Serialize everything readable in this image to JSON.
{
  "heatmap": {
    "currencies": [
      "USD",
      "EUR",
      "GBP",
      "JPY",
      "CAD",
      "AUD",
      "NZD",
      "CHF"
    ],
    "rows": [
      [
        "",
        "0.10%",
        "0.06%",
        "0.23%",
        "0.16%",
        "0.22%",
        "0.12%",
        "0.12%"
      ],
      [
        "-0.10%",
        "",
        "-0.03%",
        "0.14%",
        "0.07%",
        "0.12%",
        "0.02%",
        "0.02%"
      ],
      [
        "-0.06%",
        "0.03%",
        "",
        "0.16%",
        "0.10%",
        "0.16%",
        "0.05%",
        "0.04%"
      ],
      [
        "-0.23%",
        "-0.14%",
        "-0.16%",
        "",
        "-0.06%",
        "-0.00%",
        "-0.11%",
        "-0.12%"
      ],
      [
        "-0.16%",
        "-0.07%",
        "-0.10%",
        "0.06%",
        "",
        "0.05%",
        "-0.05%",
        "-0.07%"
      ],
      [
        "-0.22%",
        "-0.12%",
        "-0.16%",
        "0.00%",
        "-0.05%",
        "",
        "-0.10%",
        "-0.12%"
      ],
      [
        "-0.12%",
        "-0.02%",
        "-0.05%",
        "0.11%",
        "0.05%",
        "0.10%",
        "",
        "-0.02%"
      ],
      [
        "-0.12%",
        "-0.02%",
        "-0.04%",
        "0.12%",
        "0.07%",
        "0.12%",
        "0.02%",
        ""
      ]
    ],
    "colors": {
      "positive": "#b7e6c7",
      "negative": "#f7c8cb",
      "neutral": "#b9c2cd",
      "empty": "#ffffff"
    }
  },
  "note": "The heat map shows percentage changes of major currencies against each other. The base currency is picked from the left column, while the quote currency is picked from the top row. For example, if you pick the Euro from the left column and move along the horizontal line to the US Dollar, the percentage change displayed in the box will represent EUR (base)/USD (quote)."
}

+===+

- _Given exercise_:
Output all records verbatim.

- _Full answer_:
Serialize everything readable in this image to JSON.
{
  "heatmap": {
    "currencies": [
      "USD",
      "EUR",
      "GBP",
      "JPY",
      "CAD",
      "AUD",
      "NZD",
      "CHF"
    ],
    "rows": [
      [
        "",
        "0.10%",
        "0.06%",
        "0.23%",
        "0.16%",
        "0.22%",
        "0.12%",
        "0.12%"
      ],
      [
        "-0.10%",
        "",
        "-0.03%",
        "0.14%",
        "0.07%",
        "0.12%",
        "0.02%",
        "0.02%"
      ],
      [
        "-0.06%",
        "0.03%",
        "",
        "0.16%",
        "0.10%",
        "0.16%",
        "0.05%",
        "0.04%"
      ],
      [
        "-0.23%",
        "-0.14%",
        "-0.16%",
        "",
        "-0.06%",
        "-0.00%",
        "-0.11%",
        "-0.12%"
      ],
      [
        "-0.16%",
        "-0.07%",
        "-0.10%",
        "0.06%",
        "",
        "0.05%",
        "-0.05%",
        "-0.07%"
      ],
      [
        "-0.22%",
        "-0.12%",
        "-0.16%",
        "0.00%",
        "-0.05%",
        "",
        "-0.10%",
        "-0.12%"
      ],
      [
        "-0.12%",
        "-0.02%",
        "-0.05%",
        "0.11%",
        "0.05%",
        "0.10%",
        "",
        "-0.02%"
      ],
      [
        "-0.12%",
        "-0.02%",
        "-0.04%",
        "0.12%",
        "0.07%",
        "0.12%",
        "0.02%",
        ""
      ]
    ],
    "colors": {
      "positive": "#b7e6c7",
      "negative": "#f7c8cb",
      "neutral": "#b9c2cd",
      "empty": "#ffffff"
    }
  },
  "note": "The heat map shows percentage changes of major currencies against each other. The base currency is picked from the left column, while the quote currency is picked from the top row. For example, if you pick the Euro from the left column and move along the horizontal line to the US Dollar, the percentage change displayed in the box will represent EUR (base)/USD (quote)."
}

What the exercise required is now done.